# Task inputs start

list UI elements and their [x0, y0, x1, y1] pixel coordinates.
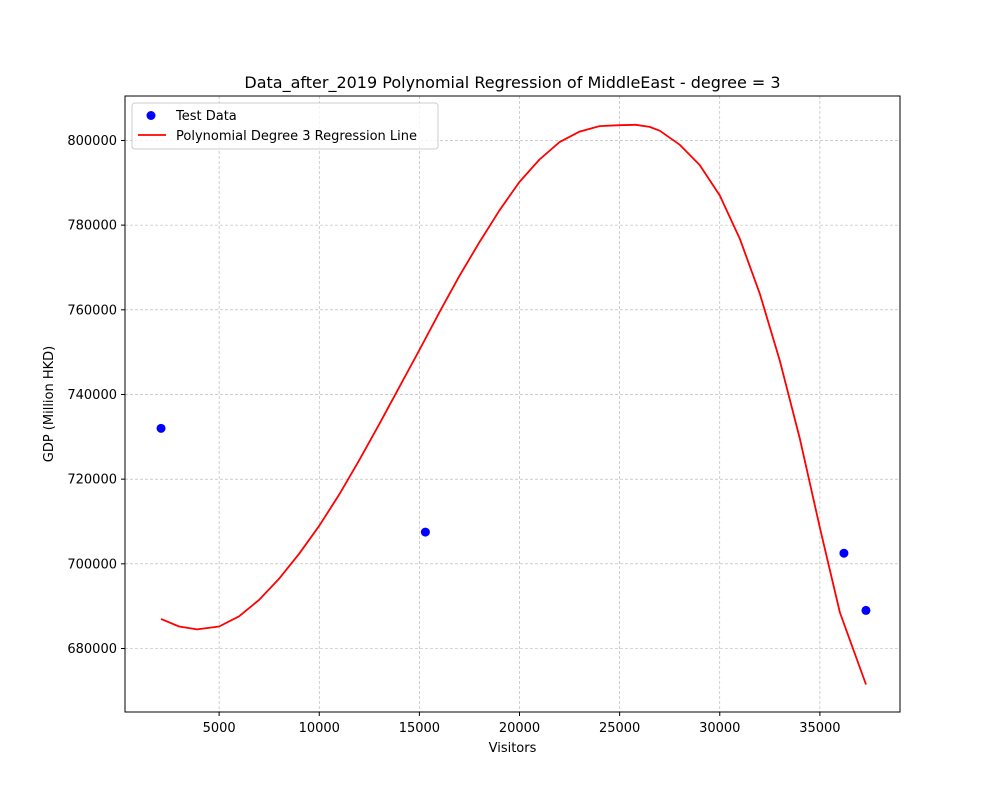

# Task inputs end
# Task inputs start

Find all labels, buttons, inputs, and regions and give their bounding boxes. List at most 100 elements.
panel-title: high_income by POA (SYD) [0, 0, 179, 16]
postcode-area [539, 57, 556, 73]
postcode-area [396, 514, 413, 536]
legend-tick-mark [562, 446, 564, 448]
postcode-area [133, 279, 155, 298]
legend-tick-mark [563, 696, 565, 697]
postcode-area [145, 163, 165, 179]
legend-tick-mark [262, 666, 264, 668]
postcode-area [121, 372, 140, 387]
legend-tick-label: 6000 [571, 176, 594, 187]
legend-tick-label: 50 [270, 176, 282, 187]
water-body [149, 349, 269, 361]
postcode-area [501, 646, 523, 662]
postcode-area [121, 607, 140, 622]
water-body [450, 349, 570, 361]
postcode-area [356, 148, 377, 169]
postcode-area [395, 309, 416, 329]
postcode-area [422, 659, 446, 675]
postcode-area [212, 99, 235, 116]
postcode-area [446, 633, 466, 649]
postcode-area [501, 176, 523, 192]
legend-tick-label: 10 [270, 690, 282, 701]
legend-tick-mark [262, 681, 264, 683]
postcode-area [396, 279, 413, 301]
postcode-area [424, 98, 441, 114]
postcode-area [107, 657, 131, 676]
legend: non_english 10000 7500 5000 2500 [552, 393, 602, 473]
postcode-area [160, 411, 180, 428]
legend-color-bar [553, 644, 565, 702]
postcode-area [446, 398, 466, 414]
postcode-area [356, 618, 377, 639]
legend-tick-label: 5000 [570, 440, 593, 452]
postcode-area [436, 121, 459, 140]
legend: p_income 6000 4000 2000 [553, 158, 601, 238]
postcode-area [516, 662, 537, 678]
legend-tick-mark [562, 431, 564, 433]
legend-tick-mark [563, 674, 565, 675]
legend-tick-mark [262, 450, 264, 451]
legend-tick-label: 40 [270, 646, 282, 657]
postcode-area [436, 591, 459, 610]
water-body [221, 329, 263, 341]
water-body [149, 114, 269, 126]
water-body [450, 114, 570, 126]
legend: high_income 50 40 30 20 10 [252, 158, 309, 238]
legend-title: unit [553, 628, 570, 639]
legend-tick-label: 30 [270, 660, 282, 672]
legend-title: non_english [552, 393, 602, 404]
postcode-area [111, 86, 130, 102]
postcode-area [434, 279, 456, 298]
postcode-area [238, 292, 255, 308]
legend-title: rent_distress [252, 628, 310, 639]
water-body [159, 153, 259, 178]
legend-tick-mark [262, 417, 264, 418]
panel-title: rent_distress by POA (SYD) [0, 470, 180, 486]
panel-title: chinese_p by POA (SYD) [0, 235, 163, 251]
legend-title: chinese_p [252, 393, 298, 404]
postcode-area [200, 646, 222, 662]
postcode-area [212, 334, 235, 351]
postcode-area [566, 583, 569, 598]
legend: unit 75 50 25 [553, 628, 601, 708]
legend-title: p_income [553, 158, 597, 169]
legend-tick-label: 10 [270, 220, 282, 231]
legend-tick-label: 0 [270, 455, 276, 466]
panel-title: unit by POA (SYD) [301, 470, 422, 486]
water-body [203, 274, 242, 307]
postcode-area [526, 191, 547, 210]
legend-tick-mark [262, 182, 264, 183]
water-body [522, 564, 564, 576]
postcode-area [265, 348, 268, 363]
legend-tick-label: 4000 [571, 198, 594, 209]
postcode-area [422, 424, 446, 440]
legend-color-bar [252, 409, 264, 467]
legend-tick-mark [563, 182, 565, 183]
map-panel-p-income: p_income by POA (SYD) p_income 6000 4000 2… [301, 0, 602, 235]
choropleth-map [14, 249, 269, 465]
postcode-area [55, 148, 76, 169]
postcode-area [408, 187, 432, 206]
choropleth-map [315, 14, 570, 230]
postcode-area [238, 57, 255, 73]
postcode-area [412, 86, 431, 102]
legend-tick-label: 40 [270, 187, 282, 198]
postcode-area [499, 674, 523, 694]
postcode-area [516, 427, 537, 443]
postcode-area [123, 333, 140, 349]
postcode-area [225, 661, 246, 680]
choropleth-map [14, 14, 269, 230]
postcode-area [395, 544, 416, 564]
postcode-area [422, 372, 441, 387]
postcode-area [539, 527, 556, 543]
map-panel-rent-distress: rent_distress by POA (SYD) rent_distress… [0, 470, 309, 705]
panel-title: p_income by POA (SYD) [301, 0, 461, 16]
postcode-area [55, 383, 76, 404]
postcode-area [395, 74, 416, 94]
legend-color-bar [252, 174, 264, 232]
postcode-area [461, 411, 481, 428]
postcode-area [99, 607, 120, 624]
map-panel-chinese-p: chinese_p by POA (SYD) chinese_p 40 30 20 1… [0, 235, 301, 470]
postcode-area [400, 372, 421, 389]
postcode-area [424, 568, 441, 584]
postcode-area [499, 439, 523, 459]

# Task inputs end
# Task inputs start

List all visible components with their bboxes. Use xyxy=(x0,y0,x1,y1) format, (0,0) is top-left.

# Task inputs end

- Problem details
List every line of the material that contains the word "water".

- Response for this exercise
water-body [149, 349, 269, 361]
water-body [450, 349, 570, 361]
water-body [221, 329, 263, 341]
water-body [149, 114, 269, 126]
water-body [450, 114, 570, 126]
water-body [159, 153, 259, 178]
water-body [203, 274, 242, 307]
water-body [522, 564, 564, 576]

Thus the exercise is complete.